◆ THE PROBLEM ◆
Output the entries below exactly as written, omitting pictures.

____________________

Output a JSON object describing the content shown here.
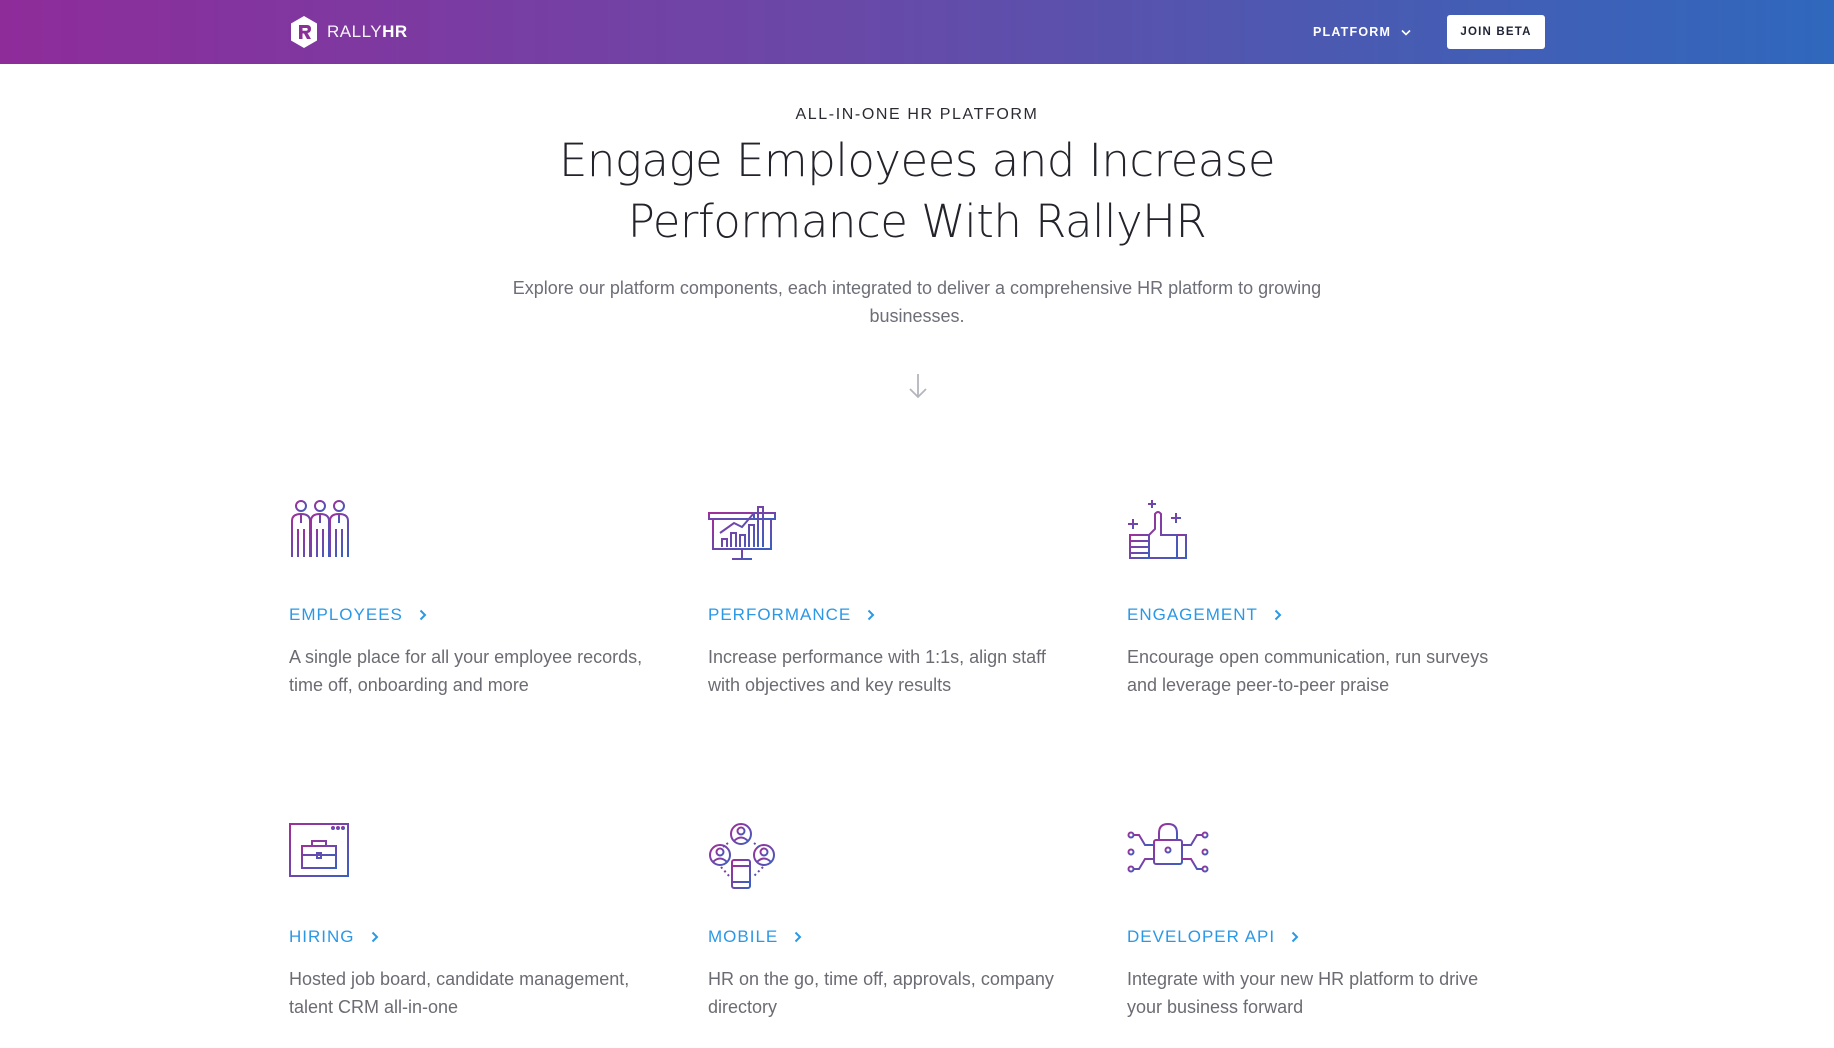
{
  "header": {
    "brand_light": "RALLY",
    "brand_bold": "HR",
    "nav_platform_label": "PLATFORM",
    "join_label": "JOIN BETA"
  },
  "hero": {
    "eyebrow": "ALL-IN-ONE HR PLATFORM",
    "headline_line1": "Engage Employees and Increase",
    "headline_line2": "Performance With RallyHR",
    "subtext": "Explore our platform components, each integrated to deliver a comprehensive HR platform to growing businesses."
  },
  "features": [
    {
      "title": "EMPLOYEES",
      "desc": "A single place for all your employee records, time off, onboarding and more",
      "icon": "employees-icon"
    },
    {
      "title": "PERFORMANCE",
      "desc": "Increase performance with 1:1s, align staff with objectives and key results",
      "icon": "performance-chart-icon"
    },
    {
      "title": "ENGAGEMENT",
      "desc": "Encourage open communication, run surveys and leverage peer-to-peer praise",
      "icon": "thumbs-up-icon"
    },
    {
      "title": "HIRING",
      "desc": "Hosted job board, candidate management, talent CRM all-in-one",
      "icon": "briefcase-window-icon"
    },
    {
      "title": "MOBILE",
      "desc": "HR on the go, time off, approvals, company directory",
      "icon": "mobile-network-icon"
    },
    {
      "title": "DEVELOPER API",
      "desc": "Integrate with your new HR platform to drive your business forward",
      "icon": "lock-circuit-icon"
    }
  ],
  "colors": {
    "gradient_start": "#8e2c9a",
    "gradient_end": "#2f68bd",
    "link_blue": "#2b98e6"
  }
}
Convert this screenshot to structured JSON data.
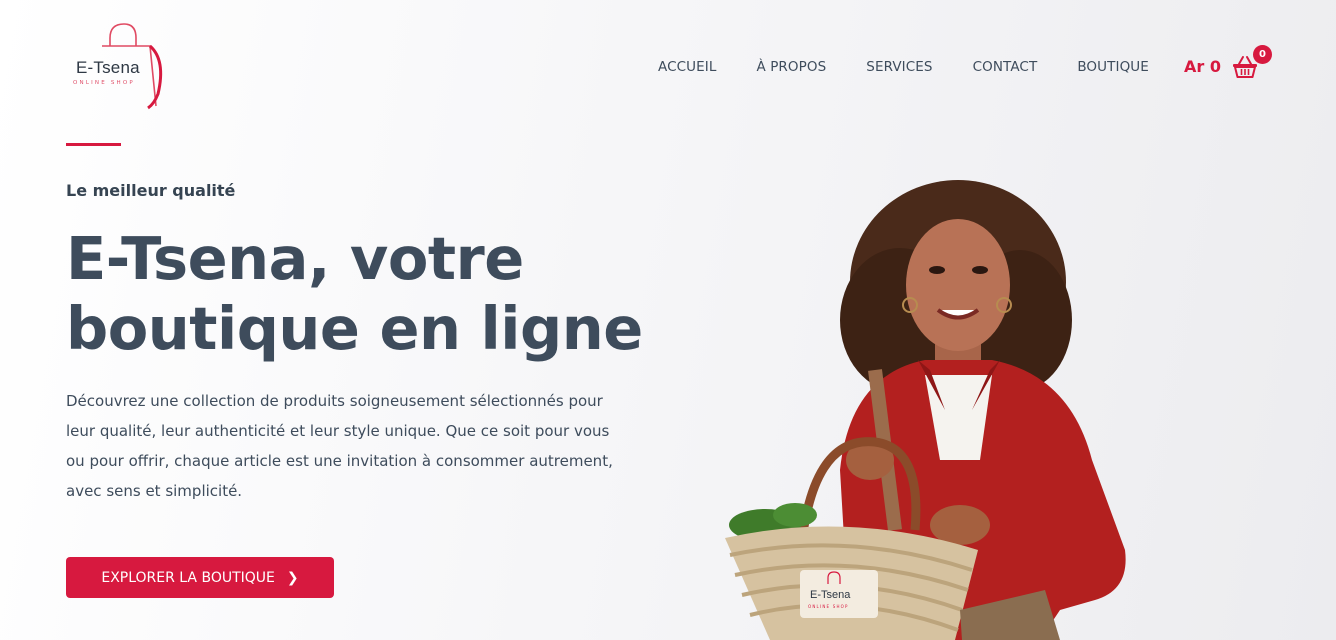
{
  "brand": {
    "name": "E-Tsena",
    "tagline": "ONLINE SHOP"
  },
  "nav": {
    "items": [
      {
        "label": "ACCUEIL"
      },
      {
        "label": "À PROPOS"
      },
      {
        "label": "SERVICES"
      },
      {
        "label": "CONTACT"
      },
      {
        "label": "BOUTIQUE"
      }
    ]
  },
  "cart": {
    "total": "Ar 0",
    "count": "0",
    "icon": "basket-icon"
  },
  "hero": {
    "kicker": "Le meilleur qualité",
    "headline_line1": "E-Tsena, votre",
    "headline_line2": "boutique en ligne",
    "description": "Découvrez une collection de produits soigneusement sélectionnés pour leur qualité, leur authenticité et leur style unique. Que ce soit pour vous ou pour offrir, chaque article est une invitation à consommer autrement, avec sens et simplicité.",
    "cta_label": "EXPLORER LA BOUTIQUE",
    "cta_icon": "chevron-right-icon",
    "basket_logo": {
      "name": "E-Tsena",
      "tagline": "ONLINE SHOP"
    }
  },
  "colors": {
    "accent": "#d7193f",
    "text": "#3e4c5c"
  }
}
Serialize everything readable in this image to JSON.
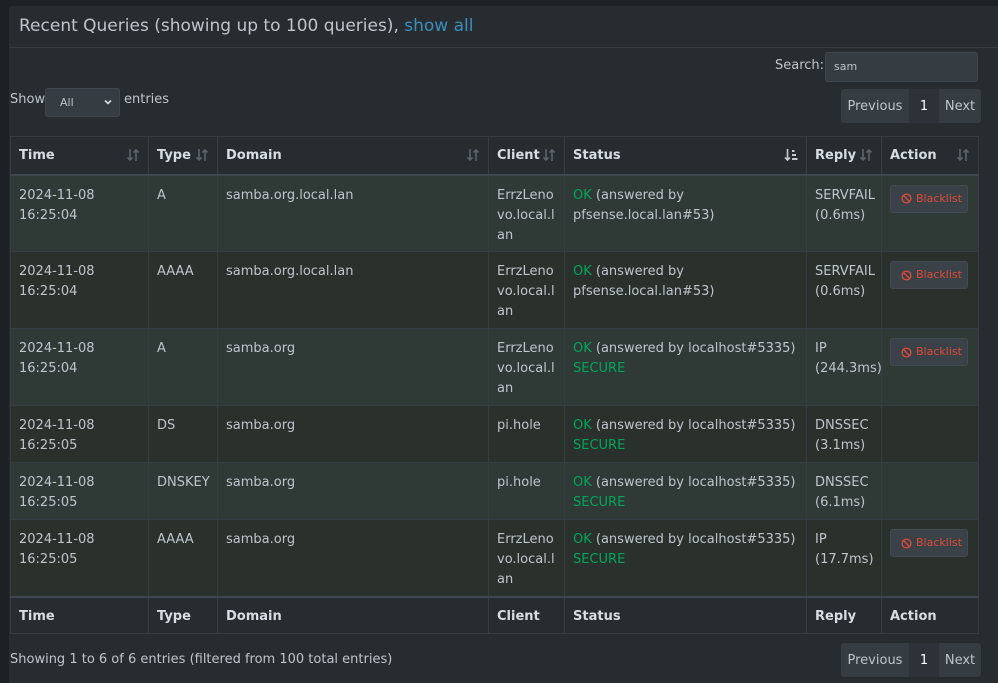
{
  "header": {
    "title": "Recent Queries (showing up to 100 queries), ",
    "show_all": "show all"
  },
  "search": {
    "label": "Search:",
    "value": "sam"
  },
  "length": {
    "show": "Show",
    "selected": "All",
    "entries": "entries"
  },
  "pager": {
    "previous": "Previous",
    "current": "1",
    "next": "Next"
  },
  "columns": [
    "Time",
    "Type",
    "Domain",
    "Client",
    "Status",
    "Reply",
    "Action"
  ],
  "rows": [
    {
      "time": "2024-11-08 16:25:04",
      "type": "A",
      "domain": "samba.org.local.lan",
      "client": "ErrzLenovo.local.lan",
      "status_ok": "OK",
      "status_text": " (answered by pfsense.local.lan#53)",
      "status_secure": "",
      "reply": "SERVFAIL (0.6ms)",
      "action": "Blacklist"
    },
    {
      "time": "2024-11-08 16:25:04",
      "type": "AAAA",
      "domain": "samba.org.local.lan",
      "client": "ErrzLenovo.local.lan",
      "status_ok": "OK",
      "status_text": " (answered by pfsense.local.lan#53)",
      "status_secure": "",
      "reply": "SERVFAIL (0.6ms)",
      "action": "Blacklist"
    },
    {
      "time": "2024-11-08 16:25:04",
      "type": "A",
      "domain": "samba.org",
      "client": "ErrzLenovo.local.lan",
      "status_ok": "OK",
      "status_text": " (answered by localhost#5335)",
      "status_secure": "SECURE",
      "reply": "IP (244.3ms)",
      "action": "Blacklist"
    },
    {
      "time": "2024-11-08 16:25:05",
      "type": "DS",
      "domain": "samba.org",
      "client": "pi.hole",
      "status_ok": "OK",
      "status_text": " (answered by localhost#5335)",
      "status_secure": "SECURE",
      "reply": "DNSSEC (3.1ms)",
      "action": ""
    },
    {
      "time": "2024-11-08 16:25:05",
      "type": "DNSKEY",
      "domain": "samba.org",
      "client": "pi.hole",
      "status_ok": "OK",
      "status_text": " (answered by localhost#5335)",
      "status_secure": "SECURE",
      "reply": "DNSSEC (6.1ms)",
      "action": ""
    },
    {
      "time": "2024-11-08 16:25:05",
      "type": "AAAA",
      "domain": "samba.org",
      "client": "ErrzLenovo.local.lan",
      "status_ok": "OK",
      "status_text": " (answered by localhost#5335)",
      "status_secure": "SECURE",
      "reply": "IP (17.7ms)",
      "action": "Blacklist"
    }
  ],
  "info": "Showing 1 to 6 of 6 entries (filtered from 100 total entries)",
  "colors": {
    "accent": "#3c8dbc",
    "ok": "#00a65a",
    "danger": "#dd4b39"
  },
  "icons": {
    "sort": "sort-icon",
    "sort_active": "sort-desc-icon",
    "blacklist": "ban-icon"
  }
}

____________________

◆ THE COMPLETED TASK ◆
Output a JSON object describing the content shown here.
{
  "header": {
    "brand_light": "RALLY",
    "brand_bold": "HR",
    "nav_platform_label": "PLATFORM",
    "join_label": "JOIN BETA"
  },
  "hero": {
    "eyebrow": "ALL-IN-ONE HR PLATFORM",
    "headline_line1": "Engage Employees and Increase",
    "headline_line2": "Performance With RallyHR",
    "subtext": "Explore our platform components, each integrated to deliver a comprehensive HR platform to growing businesses."
  },
  "features": [
    {
      "title": "EMPLOYEES",
      "desc": "A single place for all your employee records, time off, onboarding and more",
      "icon": "employees-icon"
    },
    {
      "title": "PERFORMANCE",
      "desc": "Increase performance with 1:1s, align staff with objectives and key results",
      "icon": "performance-chart-icon"
    },
    {
      "title": "ENGAGEMENT",
      "desc": "Encourage open communication, run surveys and leverage peer-to-peer praise",
      "icon": "thumbs-up-icon"
    },
    {
      "title": "HIRING",
      "desc": "Hosted job board, candidate management, talent CRM all-in-one",
      "icon": "briefcase-window-icon"
    },
    {
      "title": "MOBILE",
      "desc": "HR on the go, time off, approvals, company directory",
      "icon": "mobile-network-icon"
    },
    {
      "title": "DEVELOPER API",
      "desc": "Integrate with your new HR platform to drive your business forward",
      "icon": "lock-circuit-icon"
    }
  ],
  "colors": {
    "gradient_start": "#8e2c9a",
    "gradient_end": "#2f68bd",
    "link_blue": "#2b98e6"
  }
}
Convert this screenshot to structured JSON data.
{
  "brand": {
    "name": "E-Tsena",
    "tagline": "ONLINE SHOP"
  },
  "nav": {
    "items": [
      {
        "label": "ACCUEIL"
      },
      {
        "label": "À PROPOS"
      },
      {
        "label": "SERVICES"
      },
      {
        "label": "CONTACT"
      },
      {
        "label": "BOUTIQUE"
      }
    ]
  },
  "cart": {
    "total": "Ar 0",
    "count": "0",
    "icon": "basket-icon"
  },
  "hero": {
    "kicker": "Le meilleur qualité",
    "headline_line1": "E-Tsena, votre",
    "headline_line2": "boutique en ligne",
    "description": "Découvrez une collection de produits soigneusement sélectionnés pour leur qualité, leur authenticité et leur style unique. Que ce soit pour vous ou pour offrir, chaque article est une invitation à consommer autrement, avec sens et simplicité.",
    "cta_label": "EXPLORER LA BOUTIQUE",
    "cta_icon": "chevron-right-icon",
    "basket_logo": {
      "name": "E-Tsena",
      "tagline": "ONLINE SHOP"
    }
  },
  "colors": {
    "accent": "#d7193f",
    "text": "#3e4c5c"
  }
}
Serialize everything readable in this image to JSON.
{
  "header": {
    "title": "Recent Queries (showing up to 100 queries), ",
    "show_all": "show all"
  },
  "search": {
    "label": "Search:",
    "value": "sam"
  },
  "length": {
    "show": "Show",
    "selected": "All",
    "entries": "entries"
  },
  "pager": {
    "previous": "Previous",
    "current": "1",
    "next": "Next"
  },
  "columns": [
    "Time",
    "Type",
    "Domain",
    "Client",
    "Status",
    "Reply",
    "Action"
  ],
  "rows": [
    {
      "time": "2024-11-08 16:25:04",
      "type": "A",
      "domain": "samba.org.local.lan",
      "client": "ErrzLenovo.local.lan",
      "status_ok": "OK",
      "status_text": " (answered by pfsense.local.lan#53)",
      "status_secure": "",
      "reply": "SERVFAIL (0.6ms)",
      "action": "Blacklist"
    },
    {
      "time": "2024-11-08 16:25:04",
      "type": "AAAA",
      "domain": "samba.org.local.lan",
      "client": "ErrzLenovo.local.lan",
      "status_ok": "OK",
      "status_text": " (answered by pfsense.local.lan#53)",
      "status_secure": "",
      "reply": "SERVFAIL (0.6ms)",
      "action": "Blacklist"
    },
    {
      "time": "2024-11-08 16:25:04",
      "type": "A",
      "domain": "samba.org",
      "client": "ErrzLenovo.local.lan",
      "status_ok": "OK",
      "status_text": " (answered by localhost#5335)",
      "status_secure": "SECURE",
      "reply": "IP (244.3ms)",
      "action": "Blacklist"
    },
    {
      "time": "2024-11-08 16:25:05",
      "type": "DS",
      "domain": "samba.org",
      "client": "pi.hole",
      "status_ok": "OK",
      "status_text": " (answered by localhost#5335)",
      "status_secure": "SECURE",
      "reply": "DNSSEC (3.1ms)",
      "action": ""
    },
    {
      "time": "2024-11-08 16:25:05",
      "type": "DNSKEY",
      "domain": "samba.org",
      "client": "pi.hole",
      "status_ok": "OK",
      "status_text": " (answered by localhost#5335)",
      "status_secure": "SECURE",
      "reply": "DNSSEC (6.1ms)",
      "action": ""
    },
    {
      "time": "2024-11-08 16:25:05",
      "type": "AAAA",
      "domain": "samba.org",
      "client": "ErrzLenovo.local.lan",
      "status_ok": "OK",
      "status_text": " (answered by localhost#5335)",
      "status_secure": "SECURE",
      "reply": "IP (17.7ms)",
      "action": "Blacklist"
    }
  ],
  "info": "Showing 1 to 6 of 6 entries (filtered from 100 total entries)",
  "colors": {
    "accent": "#3c8dbc",
    "ok": "#00a65a",
    "danger": "#dd4b39"
  },
  "icons": {
    "sort": "sort-icon",
    "sort_active": "sort-desc-icon",
    "blacklist": "ban-icon"
  }
}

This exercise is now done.